> [INSTRUCTIONS TO FOLLOW] Work out how many lines hold "durante". Give the number and nothing else.

___

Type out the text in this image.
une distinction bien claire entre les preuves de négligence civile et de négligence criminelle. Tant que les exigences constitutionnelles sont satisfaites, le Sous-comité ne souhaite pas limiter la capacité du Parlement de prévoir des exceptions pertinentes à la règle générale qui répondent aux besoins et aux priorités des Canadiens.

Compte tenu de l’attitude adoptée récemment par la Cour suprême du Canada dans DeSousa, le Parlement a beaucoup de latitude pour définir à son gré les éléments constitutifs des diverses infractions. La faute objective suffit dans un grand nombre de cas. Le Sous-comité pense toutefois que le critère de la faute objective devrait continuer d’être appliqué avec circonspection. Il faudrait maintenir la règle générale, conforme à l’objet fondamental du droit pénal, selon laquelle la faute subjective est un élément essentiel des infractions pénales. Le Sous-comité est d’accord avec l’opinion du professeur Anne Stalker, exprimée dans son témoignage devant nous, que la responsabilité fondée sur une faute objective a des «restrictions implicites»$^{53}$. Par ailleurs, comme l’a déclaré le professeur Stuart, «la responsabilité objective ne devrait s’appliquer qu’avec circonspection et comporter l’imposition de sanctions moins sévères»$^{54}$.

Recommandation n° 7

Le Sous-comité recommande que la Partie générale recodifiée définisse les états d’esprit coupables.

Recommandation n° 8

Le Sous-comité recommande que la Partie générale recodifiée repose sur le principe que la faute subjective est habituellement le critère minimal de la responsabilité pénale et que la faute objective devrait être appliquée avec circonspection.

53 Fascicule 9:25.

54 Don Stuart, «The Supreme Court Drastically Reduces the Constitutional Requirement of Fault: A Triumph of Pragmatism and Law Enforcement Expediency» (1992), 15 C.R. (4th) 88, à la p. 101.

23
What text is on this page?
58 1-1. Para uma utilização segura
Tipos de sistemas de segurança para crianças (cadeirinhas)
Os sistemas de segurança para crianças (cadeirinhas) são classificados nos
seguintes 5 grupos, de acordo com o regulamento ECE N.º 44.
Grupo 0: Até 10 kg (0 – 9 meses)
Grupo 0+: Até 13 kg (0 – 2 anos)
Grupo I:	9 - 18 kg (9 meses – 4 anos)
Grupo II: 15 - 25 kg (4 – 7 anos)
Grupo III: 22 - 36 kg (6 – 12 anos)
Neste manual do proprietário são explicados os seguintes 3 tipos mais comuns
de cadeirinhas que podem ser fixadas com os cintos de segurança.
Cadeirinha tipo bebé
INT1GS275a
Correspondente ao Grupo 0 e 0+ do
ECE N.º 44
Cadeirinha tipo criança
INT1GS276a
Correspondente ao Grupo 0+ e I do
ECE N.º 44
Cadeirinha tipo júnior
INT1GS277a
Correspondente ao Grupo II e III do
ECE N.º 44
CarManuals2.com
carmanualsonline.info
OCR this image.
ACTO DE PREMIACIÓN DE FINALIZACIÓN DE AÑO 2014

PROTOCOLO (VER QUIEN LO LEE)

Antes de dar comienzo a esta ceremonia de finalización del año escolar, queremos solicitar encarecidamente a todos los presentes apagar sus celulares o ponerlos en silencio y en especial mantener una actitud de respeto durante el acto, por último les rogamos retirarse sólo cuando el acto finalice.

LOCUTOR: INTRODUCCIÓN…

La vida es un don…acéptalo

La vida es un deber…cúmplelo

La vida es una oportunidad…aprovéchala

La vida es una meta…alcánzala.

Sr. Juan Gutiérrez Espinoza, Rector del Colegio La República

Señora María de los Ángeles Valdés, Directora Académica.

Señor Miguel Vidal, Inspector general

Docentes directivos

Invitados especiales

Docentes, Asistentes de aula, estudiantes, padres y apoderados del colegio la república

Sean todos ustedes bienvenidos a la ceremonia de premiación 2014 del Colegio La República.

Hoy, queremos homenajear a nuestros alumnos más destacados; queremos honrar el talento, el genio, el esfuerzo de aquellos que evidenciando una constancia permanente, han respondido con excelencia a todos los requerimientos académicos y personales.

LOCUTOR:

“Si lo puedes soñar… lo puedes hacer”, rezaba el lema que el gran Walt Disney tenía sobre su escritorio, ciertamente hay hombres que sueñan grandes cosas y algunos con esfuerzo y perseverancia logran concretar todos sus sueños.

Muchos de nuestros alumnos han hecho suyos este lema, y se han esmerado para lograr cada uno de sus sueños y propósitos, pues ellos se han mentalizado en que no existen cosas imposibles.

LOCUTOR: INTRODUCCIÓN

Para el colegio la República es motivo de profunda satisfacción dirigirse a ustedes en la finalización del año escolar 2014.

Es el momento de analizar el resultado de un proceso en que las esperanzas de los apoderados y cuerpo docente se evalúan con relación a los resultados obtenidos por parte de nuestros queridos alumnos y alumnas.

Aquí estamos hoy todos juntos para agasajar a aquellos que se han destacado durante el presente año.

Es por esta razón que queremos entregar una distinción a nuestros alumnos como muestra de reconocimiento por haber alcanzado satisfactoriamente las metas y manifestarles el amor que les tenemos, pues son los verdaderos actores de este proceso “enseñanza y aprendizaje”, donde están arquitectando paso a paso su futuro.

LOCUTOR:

___

> [ANSWER TO THE PROBLEM] 2